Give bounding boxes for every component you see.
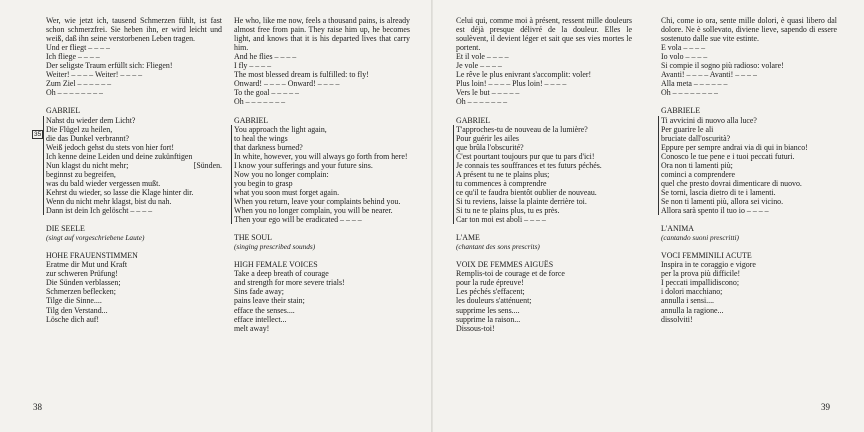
verse-line: Dissous-toi! — [456, 323, 495, 333]
chant-line: Oh – – – – – – – – — [46, 88, 103, 98]
verse-line: You approach the light again, — [234, 124, 327, 134]
verse-line: and strength for more severe trials! — [234, 278, 345, 288]
verse-line: quel che presto dovrai dimenticare di nuovo. — [661, 178, 802, 188]
gabriel-verse — [658, 116, 837, 216]
verse-line: ce qu'il te faudra bientôt oublier de nouveau. — [456, 187, 597, 197]
stage-direction: (chantant des sons prescrits) — [456, 242, 540, 252]
chant-line: Alla meta – – – – – – — [661, 79, 728, 89]
speaker-heading: THE SOUL — [234, 233, 272, 243]
verse-line: Inspira in te coraggio e vigore — [661, 260, 756, 270]
verse-line: Wenn du nicht mehr klagst, bist du nah. — [46, 196, 172, 206]
page-gutter — [431, 0, 433, 432]
chant-line: Et il vole – – – – — [456, 52, 509, 62]
verse-line: Schmerzen beflecken; — [46, 287, 116, 297]
column-french — [456, 16, 632, 333]
voices-verse — [46, 260, 222, 323]
verse-line: Per guarire le ali — [661, 124, 714, 134]
verse-line: Ti avvicini di nuovo alla luce? — [661, 115, 757, 125]
speaker-heading: GABRIEL — [234, 115, 269, 125]
verse-line: bruciate dall'oscurità? — [661, 133, 731, 143]
verse-line: Je connais tes souffrances et tes futurs péchés. — [456, 160, 602, 170]
speaker-heading: L'ANIMA — [661, 224, 694, 234]
verse-line: Ich kenne deine Leiden und deine zukünftigen — [46, 151, 193, 161]
verse-line: Nun klagst du nicht mehr; — [46, 160, 129, 170]
verse-line: i dolori macchiano; — [661, 287, 723, 297]
chant-line: Ich fliege – – – – — [46, 52, 100, 62]
chant-line: Avanti! – – – – Avanti! – – – – — [661, 70, 757, 80]
verse-line: Weiß jedoch gehst du stets von hier fort! — [46, 142, 174, 152]
chant-line: Si compie il sogno più radioso: volare! — [661, 61, 784, 71]
verse-line: Pour guérir les ailes — [456, 133, 519, 143]
verse-line: supprime les sens.... — [456, 305, 520, 315]
column-german — [46, 16, 222, 324]
chant-line: Weiter! – – – – Weiter! – – – – — [46, 70, 143, 80]
verse-line: Remplis-toi de courage et de force — [456, 269, 565, 279]
chant-line: Oh – – – – – – – — [234, 97, 286, 107]
chant-lines — [46, 43, 222, 97]
chant-line: E vola – – – – — [661, 43, 706, 53]
verse-line: pains leave their stain; — [234, 296, 305, 306]
verse-line: annulla la ragione... — [661, 305, 724, 315]
verse-line: Nahst du wieder dem Licht? — [46, 115, 136, 125]
voices-verse — [661, 260, 837, 323]
verse-line: Tilge die Sinne.... — [46, 296, 102, 306]
verse-line: Se non ti lamenti più, allora sei vicino. — [661, 196, 784, 206]
chant-lines — [234, 52, 410, 106]
verse-line: Then your ego will be eradicated – – – – — [234, 215, 362, 225]
verse-line: cominci a comprendere — [661, 169, 736, 179]
verse-line: A présent tu ne te plains plus; — [456, 169, 550, 179]
verse-line: Now you no longer complain: — [234, 169, 329, 179]
verse-line: efface the senses.... — [234, 305, 295, 315]
gabriel-verse — [453, 125, 632, 225]
chant-lines — [661, 43, 837, 97]
verse-line: I know your sufferings and your future sins. — [234, 160, 373, 170]
speaker-heading: HIGH FEMALE VOICES — [234, 260, 318, 270]
stage-direction: (cantando suoni prescritti) — [661, 233, 739, 243]
intro-paragraph: Celui qui, comme moi à présent, ressent mille douleurs est déjà presque délivré de la douleur. Elles le soulèvent, il devient léger et sait que ses vies mortes le portent. — [456, 16, 632, 53]
gabriel-verse — [231, 125, 410, 225]
page-number-left: 38 — [33, 402, 42, 412]
verse-line: dissolviti! — [661, 314, 693, 324]
verse-line: tu commences à comprendre — [456, 178, 547, 188]
verse-line: Lösche dich auf! — [46, 314, 100, 324]
verse-line: When you return, leave your complaints behind you. — [234, 196, 401, 206]
chant-line: I fly – – – – — [234, 61, 272, 71]
verse-line: to heal the wings — [234, 133, 288, 143]
chant-line: Je vole – – – – — [456, 61, 502, 71]
speaker-heading: DIE SEELE — [46, 224, 85, 234]
verse-line: supprime la raison... — [456, 314, 521, 324]
stage-direction: (singing prescribed sounds) — [234, 242, 316, 252]
verse-line: Kehrst du wieder, so lasse die Klage hinter dir. — [46, 187, 194, 197]
verse-line: that darkness burned? — [234, 142, 303, 152]
intro-paragraph: Wer, wie jetzt ich, tausend Schmerzen fühlt, ist fast schon schmerzfrei. Sie heben ihn, er wird leicht und weiß, daß ihn seine verstorbenen Leben tragen. — [46, 16, 222, 44]
gabriel-verse — [43, 116, 222, 216]
verse-line: que brûla l'obscurité? — [456, 142, 524, 152]
verse-line: you begin to grasp — [234, 178, 293, 188]
column-italian — [661, 16, 837, 324]
verse-line: Les péchés s'effacent; — [456, 287, 525, 297]
voices-verse — [234, 269, 410, 332]
verse-line: efface intellect... — [234, 314, 287, 324]
verse-line: Die Flügel zu heilen, — [46, 124, 113, 134]
verse-line: Take a deep breath of courage — [234, 269, 329, 279]
verse-line: Si tu reviens, laisse la plainte derrière toi. — [456, 196, 587, 206]
verse-line: Allora sarà spento il tuo io – – – – — [661, 205, 769, 215]
verse-line: Dann ist dein Ich gelöscht – – – – — [46, 205, 153, 215]
verse-line-split — [46, 161, 222, 170]
verse-line: zur schweren Prüfung! — [46, 269, 118, 279]
verse-line-continuation: [Sünden. — [193, 160, 222, 170]
verse-line: I peccati impallidiscono; — [661, 278, 740, 288]
verse-line: C'est pourtant toujours pur que tu pars d'ici! — [456, 151, 595, 161]
verse-line: Car ton moi est aboli – – – – — [456, 215, 546, 225]
verse-line: die das Dunkel verbrannt? — [46, 133, 130, 143]
chant-lines — [456, 52, 632, 106]
verse-line: melt away! — [234, 323, 270, 333]
verse-line: les douleurs s'atténuent; — [456, 296, 532, 306]
verse-line: beginnst zu begreifen, — [46, 169, 116, 179]
chant-line: Vers le but – – – – – — [456, 88, 520, 98]
verse-line: pour la rude épreuve! — [456, 278, 524, 288]
verse-line: Eratme dir Mut und Kraft — [46, 260, 128, 270]
voices-verse — [456, 269, 632, 332]
verse-line: In white, however, you will always go forth from here! — [234, 151, 408, 161]
speaker-heading: VOIX DE FEMMES AIGUËS — [456, 260, 554, 270]
verse-line: When you no longer complain, you will be nearer. — [234, 205, 393, 215]
intro-paragraph: He who, like me now, feels a thousand pains, is already almost free from pain. They raise him up, he becomes light, and knows that it is his departed lives that carry him. — [234, 16, 410, 53]
verse-line: Se torni, lascia dietro di te i lamenti. — [661, 187, 776, 197]
speaker-heading: L'AME — [456, 233, 480, 243]
verse-line: per la prova più difficile! — [661, 269, 741, 279]
verse-line: Eppure per sempre andrai via di qui in bianco! — [661, 142, 808, 152]
chant-line: Zum Ziel – – – – – – — [46, 79, 112, 89]
chant-line: To the goal – – – – – — [234, 88, 299, 98]
speaker-heading: GABRIEL — [46, 106, 81, 116]
speaker-heading: GABRIELE — [661, 106, 701, 116]
speaker-heading: VOCI FEMMINILI ACUTE — [661, 251, 752, 261]
chant-line: Und er fliegt – – – – — [46, 43, 110, 53]
intro-paragraph: Chi, come io ora, sente mille dolori, è quasi libero dal dolore. Ne è sollevato, diviene lieve, sapendo di essere sostenuto dalle sue vite estinte. — [661, 16, 837, 44]
verse-line: annulla i sensi.... — [661, 296, 715, 306]
chant-line: Le rêve le plus enivrant s'accomplit: voler! — [456, 70, 592, 80]
verse-line: Sins fade away; — [234, 287, 284, 297]
verse-line: Die Sünden verblassen; — [46, 278, 121, 288]
chant-line: Onward! – – – – Onward! – – – – — [234, 79, 340, 89]
chant-line: Oh – – – – – – – — [456, 97, 508, 107]
verse-line: what you soon must forget again. — [234, 187, 340, 197]
verse-line: was du bald wieder vergessen mußt. — [46, 178, 161, 188]
stage-direction: (singt auf vorgeschriebene Laute) — [46, 233, 145, 243]
speaker-heading: GABRIEL — [456, 115, 491, 125]
chant-line: Oh – – – – – – – – — [661, 88, 718, 98]
verse-line: Conosco le tue pene e i tuoi peccati futuri. — [661, 151, 795, 161]
column-english — [234, 16, 410, 333]
page-number-right: 39 — [821, 402, 830, 412]
speaker-heading: HOHE FRAUENSTIMMEN — [46, 251, 138, 261]
chant-line: Der seligste Traum erfüllt sich: Fliegen! — [46, 61, 173, 71]
chant-line: Plus loin! – – – – Plus loin! – – – – — [456, 79, 567, 89]
verse-line: Ora non ti lamenti più; — [661, 160, 733, 170]
section-marker: 35 — [34, 131, 42, 138]
verse-line: T'approches-tu de nouveau de la lumière? — [456, 124, 588, 134]
verse-line: Tilg den Verstand... — [46, 305, 108, 315]
chant-line: The most blessed dream is fulfilled: to fly! — [234, 70, 369, 80]
chant-line: Io volo – – – – — [661, 52, 708, 62]
chant-line: And he flies – – – – — [234, 52, 297, 62]
verse-line: Si tu ne te plains plus, tu es près. — [456, 205, 560, 215]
+===+
**Problem details**.
Copy out the data lines starting at the one containing "verse-line: Dissous-toi! —" and ending at the one containing "verse-line: Nun klagst", both included.

**Exercise output**.
verse-line: Dissous-toi! — [456, 323, 495, 333]
chant-line: Oh – – – – – – – – — [46, 88, 103, 98]
verse-line: You approach the light again, — [234, 124, 327, 134]
verse-line: and strength for more severe trials! — [234, 278, 345, 288]
verse-line: quel che presto dovrai dimenticare di nuovo. — [661, 178, 802, 188]
gabriel-verse — [658, 116, 837, 216]
verse-line: ce qu'il te faudra bientôt oublier de nouveau. — [456, 187, 597, 197]
stage-direction: (chantant des sons prescrits) — [456, 242, 540, 252]
chant-line: Alla meta – – – – – – — [661, 79, 728, 89]
speaker-heading: THE SOUL — [234, 233, 272, 243]
verse-line: Inspira in te coraggio e vigore — [661, 260, 756, 270]
verse-line: Wenn du nicht mehr klagst, bist du nah. — [46, 196, 172, 206]
page-gutter — [431, 0, 433, 432]
chant-line: Et il vole – – – – — [456, 52, 509, 62]
verse-line: Schmerzen beflecken; — [46, 287, 116, 297]
column-french — [456, 16, 632, 333]
voices-verse — [46, 260, 222, 323]
verse-line: Per guarire le ali — [661, 124, 714, 134]
verse-line: Ti avvicini di nuovo alla luce? — [661, 115, 757, 125]
speaker-heading: GABRIEL — [234, 115, 269, 125]
verse-line: bruciate dall'oscurità? — [661, 133, 731, 143]
verse-line: Je connais tes souffrances et tes futurs péchés. — [456, 160, 602, 170]
speaker-heading: L'ANIMA — [661, 224, 694, 234]
verse-line: Ich kenne deine Leiden und deine zukünftigen — [46, 151, 193, 161]
verse-line: Nun klagst du nicht mehr; — [46, 160, 129, 170]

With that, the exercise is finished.